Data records
- - - - -
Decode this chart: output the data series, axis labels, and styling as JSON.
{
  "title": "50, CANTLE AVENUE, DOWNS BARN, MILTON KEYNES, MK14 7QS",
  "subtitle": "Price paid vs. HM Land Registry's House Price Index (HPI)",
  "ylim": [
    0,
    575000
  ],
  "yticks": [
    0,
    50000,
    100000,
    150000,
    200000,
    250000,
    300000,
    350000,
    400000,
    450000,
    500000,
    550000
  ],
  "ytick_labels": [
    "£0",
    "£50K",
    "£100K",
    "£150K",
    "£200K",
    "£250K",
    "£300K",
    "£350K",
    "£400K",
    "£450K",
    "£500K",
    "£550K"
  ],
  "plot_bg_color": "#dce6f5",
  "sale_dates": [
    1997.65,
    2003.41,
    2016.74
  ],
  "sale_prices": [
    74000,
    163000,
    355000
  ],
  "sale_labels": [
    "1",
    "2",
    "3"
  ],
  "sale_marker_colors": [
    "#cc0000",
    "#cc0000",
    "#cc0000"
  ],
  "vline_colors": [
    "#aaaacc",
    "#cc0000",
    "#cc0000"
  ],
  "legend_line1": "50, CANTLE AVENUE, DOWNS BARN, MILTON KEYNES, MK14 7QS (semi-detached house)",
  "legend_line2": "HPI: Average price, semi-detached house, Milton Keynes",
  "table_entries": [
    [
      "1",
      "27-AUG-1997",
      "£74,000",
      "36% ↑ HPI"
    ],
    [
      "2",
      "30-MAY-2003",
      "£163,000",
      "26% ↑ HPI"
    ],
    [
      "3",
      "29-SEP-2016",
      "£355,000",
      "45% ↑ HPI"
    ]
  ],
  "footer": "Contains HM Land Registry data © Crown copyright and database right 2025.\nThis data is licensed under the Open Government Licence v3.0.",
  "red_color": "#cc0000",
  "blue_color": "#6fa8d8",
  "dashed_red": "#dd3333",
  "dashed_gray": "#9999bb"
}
- - - - -
What to work on:
Above are the records; copy all of them exactly.

Task result:
Decode this chart: output the data series, axis labels, and styling as JSON.
{
  "title": "50, CANTLE AVENUE, DOWNS BARN, MILTON KEYNES, MK14 7QS",
  "subtitle": "Price paid vs. HM Land Registry's House Price Index (HPI)",
  "ylim": [
    0,
    575000
  ],
  "yticks": [
    0,
    50000,
    100000,
    150000,
    200000,
    250000,
    300000,
    350000,
    400000,
    450000,
    500000,
    550000
  ],
  "ytick_labels": [
    "£0",
    "£50K",
    "£100K",
    "£150K",
    "£200K",
    "£250K",
    "£300K",
    "£350K",
    "£400K",
    "£450K",
    "£500K",
    "£550K"
  ],
  "plot_bg_color": "#dce6f5",
  "sale_dates": [
    1997.65,
    2003.41,
    2016.74
  ],
  "sale_prices": [
    74000,
    163000,
    355000
  ],
  "sale_labels": [
    "1",
    "2",
    "3"
  ],
  "sale_marker_colors": [
    "#cc0000",
    "#cc0000",
    "#cc0000"
  ],
  "vline_colors": [
    "#aaaacc",
    "#cc0000",
    "#cc0000"
  ],
  "legend_line1": "50, CANTLE AVENUE, DOWNS BARN, MILTON KEYNES, MK14 7QS (semi-detached house)",
  "legend_line2": "HPI: Average price, semi-detached house, Milton Keynes",
  "table_entries": [
    [
      "1",
      "27-AUG-1997",
      "£74,000",
      "36% ↑ HPI"
    ],
    [
      "2",
      "30-MAY-2003",
      "£163,000",
      "26% ↑ HPI"
    ],
    [
      "3",
      "29-SEP-2016",
      "£355,000",
      "45% ↑ HPI"
    ]
  ],
  "footer": "Contains HM Land Registry data © Crown copyright and database right 2025.\nThis data is licensed under the Open Government Licence v3.0.",
  "red_color": "#cc0000",
  "blue_color": "#6fa8d8",
  "dashed_red": "#dd3333",
  "dashed_gray": "#9999bb"
}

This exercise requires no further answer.